Please return the full listing below without altering anything.

## BEGIN AVAILABLE DATA

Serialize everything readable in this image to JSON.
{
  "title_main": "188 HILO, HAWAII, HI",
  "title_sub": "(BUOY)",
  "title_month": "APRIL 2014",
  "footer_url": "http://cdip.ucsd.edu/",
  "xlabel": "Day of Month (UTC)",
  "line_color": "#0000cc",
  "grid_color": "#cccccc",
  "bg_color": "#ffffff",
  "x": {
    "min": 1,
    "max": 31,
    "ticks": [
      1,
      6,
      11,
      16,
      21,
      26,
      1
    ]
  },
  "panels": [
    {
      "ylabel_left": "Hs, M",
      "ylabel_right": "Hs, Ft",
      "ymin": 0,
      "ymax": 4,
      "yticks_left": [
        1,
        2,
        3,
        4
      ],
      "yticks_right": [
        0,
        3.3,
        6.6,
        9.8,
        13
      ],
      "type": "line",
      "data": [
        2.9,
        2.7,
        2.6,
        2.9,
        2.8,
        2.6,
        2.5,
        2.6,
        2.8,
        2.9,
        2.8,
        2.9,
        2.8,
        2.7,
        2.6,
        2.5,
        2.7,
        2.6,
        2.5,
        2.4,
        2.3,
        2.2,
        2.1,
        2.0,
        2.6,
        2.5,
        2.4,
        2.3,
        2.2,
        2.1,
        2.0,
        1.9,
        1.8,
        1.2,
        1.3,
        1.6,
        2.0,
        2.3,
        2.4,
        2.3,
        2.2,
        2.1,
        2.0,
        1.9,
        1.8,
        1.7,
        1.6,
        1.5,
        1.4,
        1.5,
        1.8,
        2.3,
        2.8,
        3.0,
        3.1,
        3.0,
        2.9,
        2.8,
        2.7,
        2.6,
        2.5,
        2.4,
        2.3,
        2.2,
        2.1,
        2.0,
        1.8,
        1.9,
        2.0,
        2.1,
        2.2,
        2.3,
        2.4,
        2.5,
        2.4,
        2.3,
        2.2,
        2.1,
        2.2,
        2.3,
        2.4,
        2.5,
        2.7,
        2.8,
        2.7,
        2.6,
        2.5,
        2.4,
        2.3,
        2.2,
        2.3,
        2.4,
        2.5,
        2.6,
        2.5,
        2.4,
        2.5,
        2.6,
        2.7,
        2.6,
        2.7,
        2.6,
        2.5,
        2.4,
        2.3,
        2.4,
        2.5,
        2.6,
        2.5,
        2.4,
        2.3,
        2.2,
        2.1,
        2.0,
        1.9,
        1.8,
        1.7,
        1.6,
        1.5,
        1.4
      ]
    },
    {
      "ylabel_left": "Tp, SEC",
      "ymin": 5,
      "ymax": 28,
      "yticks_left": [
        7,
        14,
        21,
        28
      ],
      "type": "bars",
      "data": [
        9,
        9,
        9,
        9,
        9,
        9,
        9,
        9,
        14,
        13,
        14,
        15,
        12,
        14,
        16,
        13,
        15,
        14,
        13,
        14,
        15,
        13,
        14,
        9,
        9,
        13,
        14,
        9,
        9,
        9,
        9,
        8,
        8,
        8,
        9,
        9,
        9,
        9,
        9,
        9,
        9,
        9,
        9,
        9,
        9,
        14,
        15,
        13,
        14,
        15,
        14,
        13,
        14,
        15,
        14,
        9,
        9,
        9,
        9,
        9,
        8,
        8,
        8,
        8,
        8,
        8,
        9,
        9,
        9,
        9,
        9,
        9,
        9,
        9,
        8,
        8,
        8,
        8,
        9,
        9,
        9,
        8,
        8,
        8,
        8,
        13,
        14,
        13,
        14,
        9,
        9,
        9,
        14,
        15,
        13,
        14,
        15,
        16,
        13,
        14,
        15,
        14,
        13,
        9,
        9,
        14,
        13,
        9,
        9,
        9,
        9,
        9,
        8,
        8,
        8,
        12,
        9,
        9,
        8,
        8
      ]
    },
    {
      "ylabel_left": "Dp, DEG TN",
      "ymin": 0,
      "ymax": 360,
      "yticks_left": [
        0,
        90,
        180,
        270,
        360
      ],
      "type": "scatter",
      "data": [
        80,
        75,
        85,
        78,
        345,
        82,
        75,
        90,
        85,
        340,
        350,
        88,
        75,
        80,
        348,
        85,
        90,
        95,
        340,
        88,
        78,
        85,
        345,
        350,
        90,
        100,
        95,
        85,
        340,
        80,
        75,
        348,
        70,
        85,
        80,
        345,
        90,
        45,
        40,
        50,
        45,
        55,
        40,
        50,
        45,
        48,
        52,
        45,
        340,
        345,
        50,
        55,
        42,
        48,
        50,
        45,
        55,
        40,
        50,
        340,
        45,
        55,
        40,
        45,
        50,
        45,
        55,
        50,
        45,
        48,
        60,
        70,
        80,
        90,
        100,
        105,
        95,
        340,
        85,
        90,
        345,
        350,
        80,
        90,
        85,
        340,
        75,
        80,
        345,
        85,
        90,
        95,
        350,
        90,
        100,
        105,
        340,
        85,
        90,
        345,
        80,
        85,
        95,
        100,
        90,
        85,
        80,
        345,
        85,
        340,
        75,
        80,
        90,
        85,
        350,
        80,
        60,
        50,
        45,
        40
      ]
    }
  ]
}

## END AVAILABLE DATA

= SOLUTION =
Serialize everything readable in this image to JSON.
{
  "title_main": "188 HILO, HAWAII, HI",
  "title_sub": "(BUOY)",
  "title_month": "APRIL 2014",
  "footer_url": "http://cdip.ucsd.edu/",
  "xlabel": "Day of Month (UTC)",
  "line_color": "#0000cc",
  "grid_color": "#cccccc",
  "bg_color": "#ffffff",
  "x": {
    "min": 1,
    "max": 31,
    "ticks": [
      1,
      6,
      11,
      16,
      21,
      26,
      1
    ]
  },
  "panels": [
    {
      "ylabel_left": "Hs, M",
      "ylabel_right": "Hs, Ft",
      "ymin": 0,
      "ymax": 4,
      "yticks_left": [
        1,
        2,
        3,
        4
      ],
      "yticks_right": [
        0,
        3.3,
        6.6,
        9.8,
        13
      ],
      "type": "line",
      "data": [
        2.9,
        2.7,
        2.6,
        2.9,
        2.8,
        2.6,
        2.5,
        2.6,
        2.8,
        2.9,
        2.8,
        2.9,
        2.8,
        2.7,
        2.6,
        2.5,
        2.7,
        2.6,
        2.5,
        2.4,
        2.3,
        2.2,
        2.1,
        2.0,
        2.6,
        2.5,
        2.4,
        2.3,
        2.2,
        2.1,
        2.0,
        1.9,
        1.8,
        1.2,
        1.3,
        1.6,
        2.0,
        2.3,
        2.4,
        2.3,
        2.2,
        2.1,
        2.0,
        1.9,
        1.8,
        1.7,
        1.6,
        1.5,
        1.4,
        1.5,
        1.8,
        2.3,
        2.8,
        3.0,
        3.1,
        3.0,
        2.9,
        2.8,
        2.7,
        2.6,
        2.5,
        2.4,
        2.3,
        2.2,
        2.1,
        2.0,
        1.8,
        1.9,
        2.0,
        2.1,
        2.2,
        2.3,
        2.4,
        2.5,
        2.4,
        2.3,
        2.2,
        2.1,
        2.2,
        2.3,
        2.4,
        2.5,
        2.7,
        2.8,
        2.7,
        2.6,
        2.5,
        2.4,
        2.3,
        2.2,
        2.3,
        2.4,
        2.5,
        2.6,
        2.5,
        2.4,
        2.5,
        2.6,
        2.7,
        2.6,
        2.7,
        2.6,
        2.5,
        2.4,
        2.3,
        2.4,
        2.5,
        2.6,
        2.5,
        2.4,
        2.3,
        2.2,
        2.1,
        2.0,
        1.9,
        1.8,
        1.7,
        1.6,
        1.5,
        1.4
      ]
    },
    {
      "ylabel_left": "Tp, SEC",
      "ymin": 5,
      "ymax": 28,
      "yticks_left": [
        7,
        14,
        21,
        28
      ],
      "type": "bars",
      "data": [
        9,
        9,
        9,
        9,
        9,
        9,
        9,
        9,
        14,
        13,
        14,
        15,
        12,
        14,
        16,
        13,
        15,
        14,
        13,
        14,
        15,
        13,
        14,
        9,
        9,
        13,
        14,
        9,
        9,
        9,
        9,
        8,
        8,
        8,
        9,
        9,
        9,
        9,
        9,
        9,
        9,
        9,
        9,
        9,
        9,
        14,
        15,
        13,
        14,
        15,
        14,
        13,
        14,
        15,
        14,
        9,
        9,
        9,
        9,
        9,
        8,
        8,
        8,
        8,
        8,
        8,
        9,
        9,
        9,
        9,
        9,
        9,
        9,
        9,
        8,
        8,
        8,
        8,
        9,
        9,
        9,
        8,
        8,
        8,
        8,
        13,
        14,
        13,
        14,
        9,
        9,
        9,
        14,
        15,
        13,
        14,
        15,
        16,
        13,
        14,
        15,
        14,
        13,
        9,
        9,
        14,
        13,
        9,
        9,
        9,
        9,
        9,
        8,
        8,
        8,
        12,
        9,
        9,
        8,
        8
      ]
    },
    {
      "ylabel_left": "Dp, DEG TN",
      "ymin": 0,
      "ymax": 360,
      "yticks_left": [
        0,
        90,
        180,
        270,
        360
      ],
      "type": "scatter",
      "data": [
        80,
        75,
        85,
        78,
        345,
        82,
        75,
        90,
        85,
        340,
        350,
        88,
        75,
        80,
        348,
        85,
        90,
        95,
        340,
        88,
        78,
        85,
        345,
        350,
        90,
        100,
        95,
        85,
        340,
        80,
        75,
        348,
        70,
        85,
        80,
        345,
        90,
        45,
        40,
        50,
        45,
        55,
        40,
        50,
        45,
        48,
        52,
        45,
        340,
        345,
        50,
        55,
        42,
        48,
        50,
        45,
        55,
        40,
        50,
        340,
        45,
        55,
        40,
        45,
        50,
        45,
        55,
        50,
        45,
        48,
        60,
        70,
        80,
        90,
        100,
        105,
        95,
        340,
        85,
        90,
        345,
        350,
        80,
        90,
        85,
        340,
        75,
        80,
        345,
        85,
        90,
        95,
        350,
        90,
        100,
        105,
        340,
        85,
        90,
        345,
        80,
        85,
        95,
        100,
        90,
        85,
        80,
        345,
        85,
        340,
        75,
        80,
        90,
        85,
        350,
        80,
        60,
        50,
        45,
        40
      ]
    }
  ]
}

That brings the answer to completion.